Records that describe figures:
────

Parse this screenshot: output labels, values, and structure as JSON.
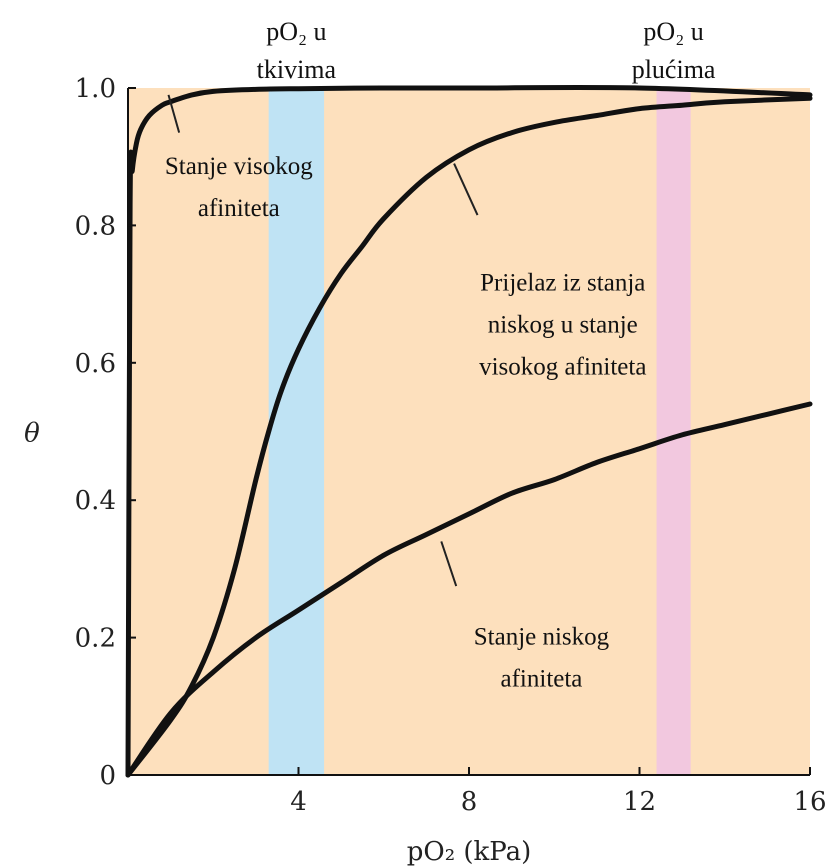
{
  "chart_data": {
    "type": "line",
    "xlabel": "pO₂ (kPa)",
    "ylabel": "θ",
    "xlim": [
      0,
      16
    ],
    "ylim": [
      0,
      1.0
    ],
    "x_ticks": [
      {
        "value": 4,
        "label": "4"
      },
      {
        "value": 8,
        "label": "8"
      },
      {
        "value": 12,
        "label": "12"
      },
      {
        "value": 16,
        "label": "16"
      }
    ],
    "y_ticks": [
      {
        "value": 0,
        "label": "0"
      },
      {
        "value": 0.2,
        "label": "0.2"
      },
      {
        "value": 0.4,
        "label": "0.4"
      },
      {
        "value": 0.6,
        "label": "0.6"
      },
      {
        "value": 0.8,
        "label": "0.8"
      },
      {
        "value": 1.0,
        "label": "1.0"
      }
    ],
    "grid": false,
    "background_color": "#fde0bd",
    "line_color": "#111111",
    "shaded_regions": [
      {
        "x_range": [
          3.3,
          4.6
        ],
        "color": "#bfe3f4",
        "label_line1": "pO₂ u",
        "label_line2": "tkivima"
      },
      {
        "x_range": [
          12.4,
          13.2
        ],
        "color": "#f2c8df",
        "label_line1": "pO₂ u",
        "label_line2": "plućima"
      }
    ],
    "series": [
      {
        "x": [
          0,
          0.05,
          0.1,
          0.2,
          0.3,
          0.5,
          0.8,
          1.0,
          1.5,
          2.0,
          3.0,
          4.0,
          6.0,
          8.0,
          12.0,
          16.0
        ],
        "y": [
          0,
          0.83,
          0.88,
          0.92,
          0.94,
          0.96,
          0.975,
          0.98,
          0.99,
          0.995,
          0.998,
          0.999,
          1.0,
          1.0,
          1.0,
          0.99
        ]
      },
      {
        "x": [
          0,
          1.0,
          1.5,
          2.0,
          2.5,
          3.0,
          3.3,
          3.6,
          4.0,
          4.5,
          5.0,
          5.5,
          6.0,
          7.0,
          8.0,
          9.0,
          10.0,
          11.0,
          12.0,
          13.0,
          14.0,
          16.0
        ],
        "y": [
          0,
          0.08,
          0.13,
          0.2,
          0.3,
          0.43,
          0.5,
          0.56,
          0.62,
          0.68,
          0.73,
          0.77,
          0.81,
          0.87,
          0.91,
          0.935,
          0.95,
          0.96,
          0.97,
          0.975,
          0.98,
          0.985
        ]
      },
      {
        "x": [
          0,
          1.0,
          2.0,
          3.0,
          4.0,
          5.0,
          6.0,
          7.0,
          8.0,
          9.0,
          10.0,
          11.0,
          12.0,
          13.0,
          14.0,
          15.0,
          16.0
        ],
        "y": [
          0,
          0.09,
          0.15,
          0.2,
          0.24,
          0.28,
          0.32,
          0.35,
          0.38,
          0.41,
          0.43,
          0.455,
          0.475,
          0.495,
          0.51,
          0.525,
          0.54
        ]
      }
    ],
    "annotations": [
      {
        "lines": [
          "Stanje visokog",
          "afiniteta"
        ],
        "pointer_from": [
          1.2,
          0.935
        ],
        "pointer_to": [
          0.95,
          0.99
        ],
        "anchor": [
          2.6,
          0.875
        ]
      },
      {
        "lines": [
          "Prijelaz iz stanja",
          "niskog u stanje",
          "visokog afiniteta"
        ],
        "pointer_from": [
          8.2,
          0.815
        ],
        "pointer_to": [
          7.65,
          0.89
        ],
        "anchor": [
          10.2,
          0.705
        ]
      },
      {
        "lines": [
          "Stanje niskog",
          "afiniteta"
        ],
        "pointer_from": [
          7.7,
          0.275
        ],
        "pointer_to": [
          7.35,
          0.34
        ],
        "anchor": [
          9.7,
          0.19
        ]
      }
    ]
  }
}
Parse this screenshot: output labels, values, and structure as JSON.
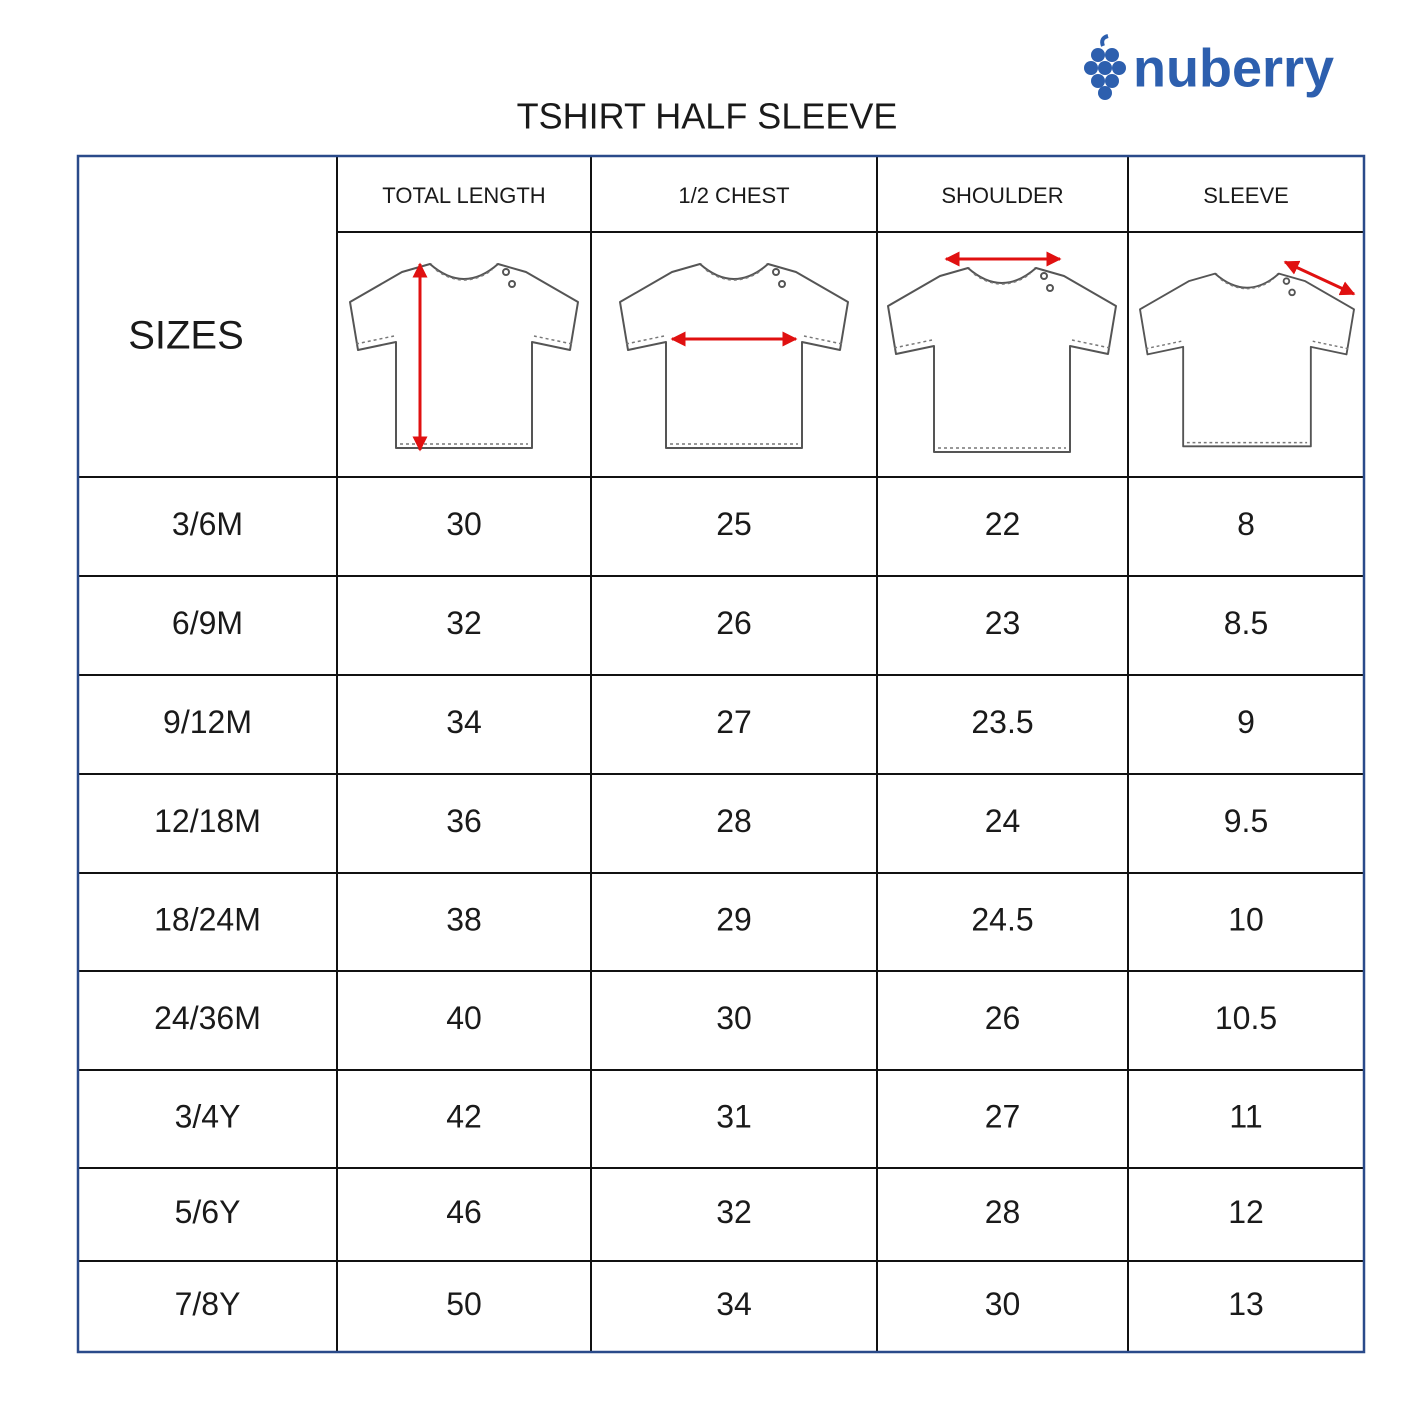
{
  "brand": "nuberry",
  "title": "TSHIRT HALF SLEEVE",
  "table": {
    "corner": "SIZES",
    "columns": [
      "TOTAL LENGTH",
      "1/2 CHEST",
      "SHOULDER",
      "SLEEVE"
    ],
    "rows": [
      [
        "3/6M",
        30,
        25,
        22,
        8
      ],
      [
        "6/9M",
        32,
        26,
        23,
        8.5
      ],
      [
        "9/12M",
        34,
        27,
        23.5,
        9
      ],
      [
        "12/18M",
        36,
        28,
        24,
        9.5
      ],
      [
        "18/24M",
        38,
        29,
        24.5,
        10
      ],
      [
        "24/36M",
        40,
        30,
        26,
        10.5
      ],
      [
        "3/4Y",
        42,
        31,
        27,
        11
      ],
      [
        "5/6Y",
        46,
        32,
        28,
        12
      ],
      [
        "7/8Y",
        50,
        34,
        30,
        13
      ]
    ]
  }
}
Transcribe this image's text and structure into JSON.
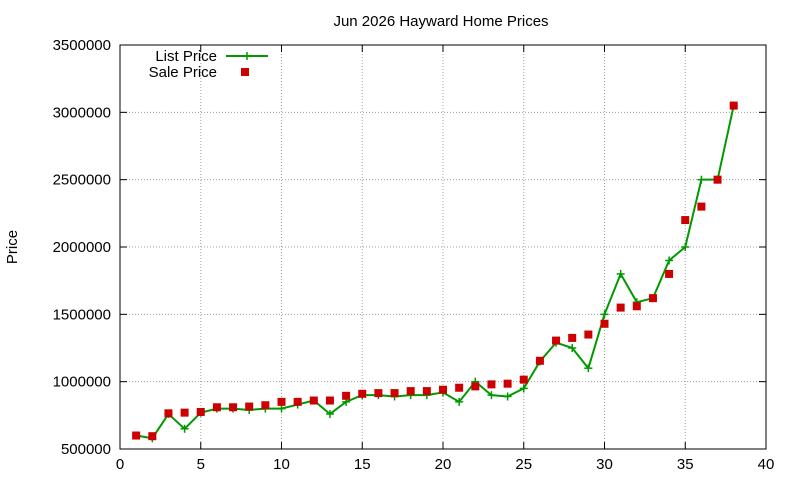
{
  "chart_data": {
    "type": "line",
    "title": "Jun 2026 Hayward Home Prices",
    "xlabel": "",
    "ylabel": "Price",
    "xlim": [
      0,
      40
    ],
    "ylim": [
      500000,
      3500000
    ],
    "xticks": [
      0,
      5,
      10,
      15,
      20,
      25,
      30,
      35,
      40
    ],
    "yticks": [
      500000,
      1000000,
      1500000,
      2000000,
      2500000,
      3000000,
      3500000
    ],
    "grid": true,
    "legend_position": "top-left",
    "series": [
      {
        "name": "List Price",
        "style": "line+cross",
        "color": "#009900",
        "x": [
          1,
          2,
          3,
          4,
          5,
          6,
          7,
          8,
          9,
          10,
          11,
          12,
          13,
          14,
          15,
          16,
          17,
          18,
          19,
          20,
          21,
          22,
          23,
          24,
          25,
          26,
          27,
          28,
          29,
          30,
          31,
          32,
          33,
          34,
          35,
          36,
          37,
          38
        ],
        "y": [
          600000,
          580000,
          760000,
          650000,
          770000,
          800000,
          800000,
          790000,
          800000,
          800000,
          830000,
          860000,
          760000,
          850000,
          900000,
          900000,
          890000,
          900000,
          900000,
          920000,
          850000,
          1000000,
          900000,
          890000,
          950000,
          1150000,
          1290000,
          1250000,
          1100000,
          1500000,
          1800000,
          1590000,
          1620000,
          1900000,
          2000000,
          2500000,
          2500000,
          3050000
        ]
      },
      {
        "name": "Sale Price",
        "style": "square",
        "color": "#cc0000",
        "x": [
          1,
          2,
          3,
          4,
          5,
          6,
          7,
          8,
          9,
          10,
          11,
          12,
          13,
          14,
          15,
          16,
          17,
          18,
          19,
          20,
          21,
          22,
          23,
          24,
          25,
          26,
          27,
          28,
          29,
          30,
          31,
          32,
          33,
          34,
          35,
          36,
          37,
          38
        ],
        "y": [
          600000,
          595000,
          765000,
          770000,
          775000,
          810000,
          810000,
          815000,
          825000,
          850000,
          850000,
          860000,
          860000,
          895000,
          910000,
          915000,
          915000,
          930000,
          930000,
          940000,
          955000,
          965000,
          980000,
          985000,
          1015000,
          1155000,
          1305000,
          1325000,
          1350000,
          1430000,
          1550000,
          1560000,
          1620000,
          1800000,
          2200000,
          2300000,
          2500000,
          3050000
        ]
      }
    ]
  }
}
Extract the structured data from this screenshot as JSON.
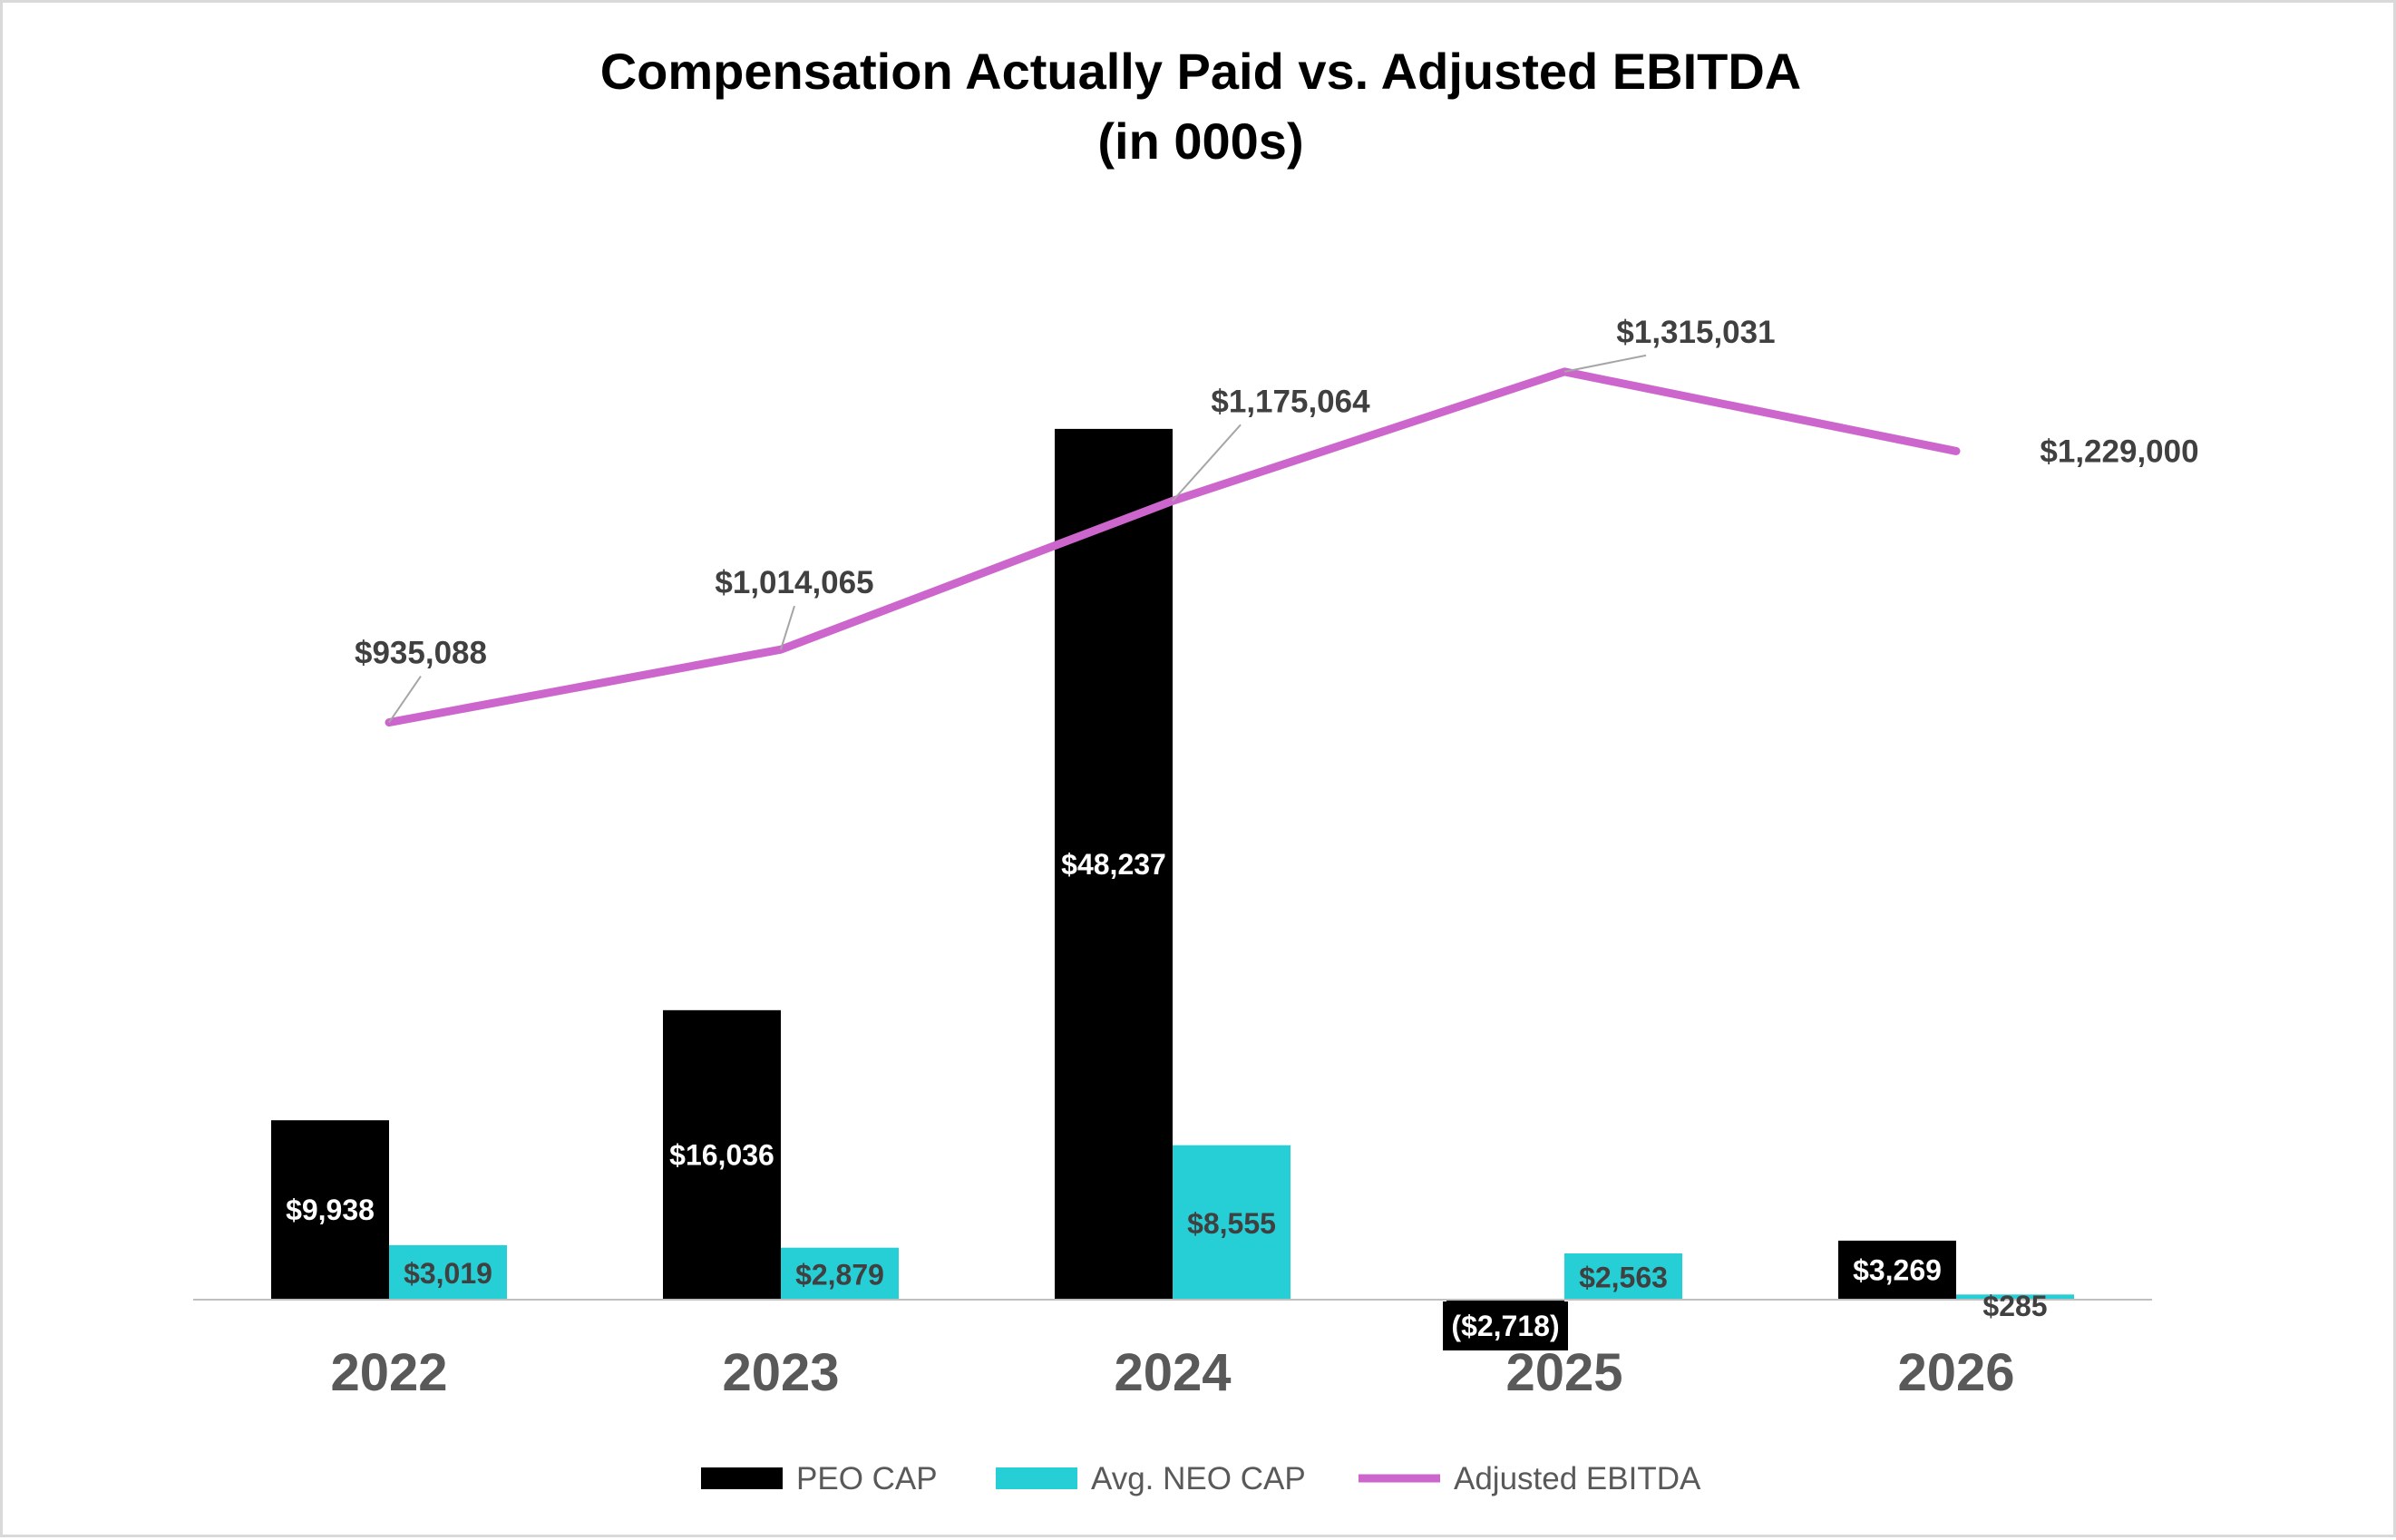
{
  "chart_data": {
    "type": "bar",
    "title": "Compensation Actually Paid vs. Adjusted EBITDA",
    "subtitle": "(in 000s)",
    "categories": [
      "2022",
      "2023",
      "2024",
      "2025",
      "2026"
    ],
    "series": [
      {
        "name": "PEO CAP",
        "type": "bar",
        "axis": "primary",
        "color": "#000000",
        "values": [
          9938,
          16036,
          48237,
          -2718,
          3269
        ],
        "labels": [
          "$9,938",
          "$16,036",
          "$48,237",
          "($2,718)",
          "$3,269"
        ]
      },
      {
        "name": "Avg. NEO CAP",
        "type": "bar",
        "axis": "primary",
        "color": "#26CED6",
        "values": [
          3019,
          2879,
          8555,
          2563,
          285
        ],
        "labels": [
          "$3,019",
          "$2,879",
          "$8,555",
          "$2,563",
          "$285"
        ]
      },
      {
        "name": "Adjusted EBITDA",
        "type": "line",
        "axis": "secondary",
        "color": "#CC66CC",
        "values": [
          935088,
          1014065,
          1175064,
          1315031,
          1229000
        ],
        "labels": [
          "$935,088",
          "$1,014,065",
          "$1,175,064",
          "$1,315,031",
          "$1,229,000"
        ]
      }
    ],
    "ylim": [
      -3300,
      52000
    ],
    "y2lim": [
      300000,
      1420000
    ],
    "grid": false,
    "legend_position": "bottom"
  }
}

────

WRITTEN PROBLEM:
Using the material above, count the lines containing the word "this". Reply with the number alone.

FINISHED EXERCISE:
4